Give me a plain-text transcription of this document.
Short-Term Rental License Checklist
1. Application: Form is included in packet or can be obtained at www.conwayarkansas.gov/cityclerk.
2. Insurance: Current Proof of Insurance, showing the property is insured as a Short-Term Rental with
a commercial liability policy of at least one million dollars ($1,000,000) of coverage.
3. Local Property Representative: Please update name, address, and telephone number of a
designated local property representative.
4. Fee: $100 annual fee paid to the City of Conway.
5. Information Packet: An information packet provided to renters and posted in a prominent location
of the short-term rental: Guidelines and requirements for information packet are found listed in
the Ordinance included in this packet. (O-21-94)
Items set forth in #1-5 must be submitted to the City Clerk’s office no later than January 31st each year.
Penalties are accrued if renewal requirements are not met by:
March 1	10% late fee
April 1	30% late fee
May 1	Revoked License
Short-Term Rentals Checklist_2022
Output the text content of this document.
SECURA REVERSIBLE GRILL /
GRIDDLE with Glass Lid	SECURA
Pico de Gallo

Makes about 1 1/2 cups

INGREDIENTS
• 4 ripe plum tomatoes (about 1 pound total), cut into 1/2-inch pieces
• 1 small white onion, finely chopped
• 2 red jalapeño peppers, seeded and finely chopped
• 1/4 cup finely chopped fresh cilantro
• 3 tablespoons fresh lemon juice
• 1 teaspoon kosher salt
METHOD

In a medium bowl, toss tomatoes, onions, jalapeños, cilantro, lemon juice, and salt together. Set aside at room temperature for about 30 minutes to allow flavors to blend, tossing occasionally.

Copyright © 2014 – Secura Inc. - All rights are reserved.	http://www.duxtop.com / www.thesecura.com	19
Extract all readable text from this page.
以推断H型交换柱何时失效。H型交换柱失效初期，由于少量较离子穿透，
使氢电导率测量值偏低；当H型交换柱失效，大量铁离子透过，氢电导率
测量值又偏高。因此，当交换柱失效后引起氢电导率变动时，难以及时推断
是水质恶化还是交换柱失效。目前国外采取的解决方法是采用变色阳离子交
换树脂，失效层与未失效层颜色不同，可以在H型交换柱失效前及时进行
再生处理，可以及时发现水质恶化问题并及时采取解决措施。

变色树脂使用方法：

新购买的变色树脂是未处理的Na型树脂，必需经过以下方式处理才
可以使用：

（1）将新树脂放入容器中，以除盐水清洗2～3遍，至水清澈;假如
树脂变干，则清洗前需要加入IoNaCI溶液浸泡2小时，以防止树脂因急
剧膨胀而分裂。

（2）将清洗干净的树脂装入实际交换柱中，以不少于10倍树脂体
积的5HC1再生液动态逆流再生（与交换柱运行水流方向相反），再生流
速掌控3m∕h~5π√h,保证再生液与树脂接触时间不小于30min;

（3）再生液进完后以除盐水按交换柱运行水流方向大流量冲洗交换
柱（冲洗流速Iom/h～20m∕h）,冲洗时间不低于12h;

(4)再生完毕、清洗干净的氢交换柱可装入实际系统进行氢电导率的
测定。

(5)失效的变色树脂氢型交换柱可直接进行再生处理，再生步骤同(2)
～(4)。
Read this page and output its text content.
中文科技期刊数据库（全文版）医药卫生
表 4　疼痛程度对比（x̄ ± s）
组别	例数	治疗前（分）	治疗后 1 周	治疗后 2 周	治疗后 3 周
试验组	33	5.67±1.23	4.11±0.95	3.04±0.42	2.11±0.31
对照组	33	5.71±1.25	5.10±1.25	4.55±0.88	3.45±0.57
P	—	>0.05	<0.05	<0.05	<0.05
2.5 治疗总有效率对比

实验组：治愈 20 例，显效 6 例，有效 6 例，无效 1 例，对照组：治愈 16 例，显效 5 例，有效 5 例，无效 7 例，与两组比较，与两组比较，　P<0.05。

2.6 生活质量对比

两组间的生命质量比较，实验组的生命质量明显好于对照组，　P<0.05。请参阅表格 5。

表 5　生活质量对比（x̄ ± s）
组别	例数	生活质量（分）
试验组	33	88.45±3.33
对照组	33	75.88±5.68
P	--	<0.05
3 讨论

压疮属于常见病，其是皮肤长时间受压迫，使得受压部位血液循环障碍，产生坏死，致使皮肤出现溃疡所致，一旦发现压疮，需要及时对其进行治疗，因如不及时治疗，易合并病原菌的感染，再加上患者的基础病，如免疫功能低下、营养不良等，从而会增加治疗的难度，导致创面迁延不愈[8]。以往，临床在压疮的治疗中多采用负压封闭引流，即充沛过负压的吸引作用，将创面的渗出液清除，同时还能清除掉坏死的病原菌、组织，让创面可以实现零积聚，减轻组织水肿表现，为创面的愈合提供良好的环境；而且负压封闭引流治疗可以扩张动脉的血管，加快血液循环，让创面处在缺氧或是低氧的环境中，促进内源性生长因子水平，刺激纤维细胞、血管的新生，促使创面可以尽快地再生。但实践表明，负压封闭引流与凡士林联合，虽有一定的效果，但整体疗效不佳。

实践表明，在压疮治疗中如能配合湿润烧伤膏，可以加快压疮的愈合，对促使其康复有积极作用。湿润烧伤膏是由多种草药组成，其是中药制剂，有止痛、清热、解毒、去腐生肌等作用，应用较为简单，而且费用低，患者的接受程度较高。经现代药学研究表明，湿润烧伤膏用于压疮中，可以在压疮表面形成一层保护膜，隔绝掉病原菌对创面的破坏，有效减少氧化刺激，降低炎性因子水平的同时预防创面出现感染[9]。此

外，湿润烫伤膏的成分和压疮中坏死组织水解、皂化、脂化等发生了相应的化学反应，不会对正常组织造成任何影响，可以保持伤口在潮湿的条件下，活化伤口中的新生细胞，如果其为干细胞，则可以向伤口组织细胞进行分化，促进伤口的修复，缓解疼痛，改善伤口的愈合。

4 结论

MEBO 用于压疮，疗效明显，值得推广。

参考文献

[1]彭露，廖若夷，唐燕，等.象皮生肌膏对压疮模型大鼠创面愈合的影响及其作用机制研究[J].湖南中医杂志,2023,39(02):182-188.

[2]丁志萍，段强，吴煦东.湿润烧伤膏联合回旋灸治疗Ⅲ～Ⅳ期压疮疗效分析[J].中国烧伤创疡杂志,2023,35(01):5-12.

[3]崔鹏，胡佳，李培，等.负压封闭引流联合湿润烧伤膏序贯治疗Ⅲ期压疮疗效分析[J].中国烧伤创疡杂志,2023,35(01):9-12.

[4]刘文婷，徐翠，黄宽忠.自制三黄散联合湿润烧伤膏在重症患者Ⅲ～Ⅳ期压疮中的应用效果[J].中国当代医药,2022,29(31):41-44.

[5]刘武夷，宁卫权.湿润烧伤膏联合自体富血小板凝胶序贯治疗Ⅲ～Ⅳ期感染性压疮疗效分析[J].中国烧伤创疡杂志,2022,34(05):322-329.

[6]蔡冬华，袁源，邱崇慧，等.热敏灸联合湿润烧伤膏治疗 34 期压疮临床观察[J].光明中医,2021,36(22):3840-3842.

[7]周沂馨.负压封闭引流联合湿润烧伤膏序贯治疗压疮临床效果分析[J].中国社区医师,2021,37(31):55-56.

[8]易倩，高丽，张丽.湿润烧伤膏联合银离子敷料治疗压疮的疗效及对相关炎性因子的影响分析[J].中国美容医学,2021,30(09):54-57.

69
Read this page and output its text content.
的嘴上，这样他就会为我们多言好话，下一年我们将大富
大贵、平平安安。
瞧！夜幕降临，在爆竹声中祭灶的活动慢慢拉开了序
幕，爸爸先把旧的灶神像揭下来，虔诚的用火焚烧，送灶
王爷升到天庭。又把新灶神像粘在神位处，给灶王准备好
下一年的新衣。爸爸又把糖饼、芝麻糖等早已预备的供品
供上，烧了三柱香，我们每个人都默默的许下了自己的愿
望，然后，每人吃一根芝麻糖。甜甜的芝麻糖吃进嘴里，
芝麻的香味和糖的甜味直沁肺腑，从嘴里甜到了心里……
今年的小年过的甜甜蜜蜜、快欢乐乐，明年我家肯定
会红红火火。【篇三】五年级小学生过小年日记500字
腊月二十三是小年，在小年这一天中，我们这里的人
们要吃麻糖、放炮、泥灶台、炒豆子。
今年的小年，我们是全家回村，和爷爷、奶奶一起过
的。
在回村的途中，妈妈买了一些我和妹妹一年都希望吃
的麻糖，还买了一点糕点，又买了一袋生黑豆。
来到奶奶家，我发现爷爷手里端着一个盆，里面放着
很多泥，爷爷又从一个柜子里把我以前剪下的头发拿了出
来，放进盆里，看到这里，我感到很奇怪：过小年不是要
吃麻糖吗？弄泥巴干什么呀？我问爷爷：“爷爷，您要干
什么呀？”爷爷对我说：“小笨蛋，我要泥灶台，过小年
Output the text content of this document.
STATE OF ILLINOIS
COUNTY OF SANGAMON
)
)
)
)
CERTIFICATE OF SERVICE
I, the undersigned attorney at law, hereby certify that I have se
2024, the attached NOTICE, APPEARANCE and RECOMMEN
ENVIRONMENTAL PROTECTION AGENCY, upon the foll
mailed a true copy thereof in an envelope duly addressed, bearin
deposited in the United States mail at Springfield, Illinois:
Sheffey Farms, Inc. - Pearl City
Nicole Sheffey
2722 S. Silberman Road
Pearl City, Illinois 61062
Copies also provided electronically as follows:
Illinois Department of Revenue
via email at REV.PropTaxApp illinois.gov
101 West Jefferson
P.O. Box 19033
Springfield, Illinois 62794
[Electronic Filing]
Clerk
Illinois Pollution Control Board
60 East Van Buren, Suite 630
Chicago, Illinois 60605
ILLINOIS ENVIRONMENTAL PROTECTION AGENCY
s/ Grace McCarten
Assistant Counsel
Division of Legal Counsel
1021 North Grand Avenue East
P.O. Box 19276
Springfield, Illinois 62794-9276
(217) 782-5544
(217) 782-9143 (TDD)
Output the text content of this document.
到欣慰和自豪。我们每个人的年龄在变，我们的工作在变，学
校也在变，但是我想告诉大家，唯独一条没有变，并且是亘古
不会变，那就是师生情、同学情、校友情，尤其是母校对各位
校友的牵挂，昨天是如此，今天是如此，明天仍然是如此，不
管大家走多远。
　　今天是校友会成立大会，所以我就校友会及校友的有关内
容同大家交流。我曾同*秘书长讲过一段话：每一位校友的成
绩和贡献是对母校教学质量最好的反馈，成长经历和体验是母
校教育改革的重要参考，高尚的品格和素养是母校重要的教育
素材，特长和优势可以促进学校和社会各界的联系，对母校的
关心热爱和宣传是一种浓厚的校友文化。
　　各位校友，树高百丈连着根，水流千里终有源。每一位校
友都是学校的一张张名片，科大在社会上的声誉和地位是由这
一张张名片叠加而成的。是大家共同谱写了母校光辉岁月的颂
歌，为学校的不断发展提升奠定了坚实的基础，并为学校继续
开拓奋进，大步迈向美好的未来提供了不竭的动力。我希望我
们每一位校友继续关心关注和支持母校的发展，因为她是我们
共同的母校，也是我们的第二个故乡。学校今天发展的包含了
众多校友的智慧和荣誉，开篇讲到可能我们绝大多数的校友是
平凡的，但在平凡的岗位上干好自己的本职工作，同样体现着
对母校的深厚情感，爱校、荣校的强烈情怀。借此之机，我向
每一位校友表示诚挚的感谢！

__Problem to solve__
Identify lines with the string "Sheffey". Copy each one.

__Response__
Sheffey Farms, Inc. - Pearl City
Nicole Sheffey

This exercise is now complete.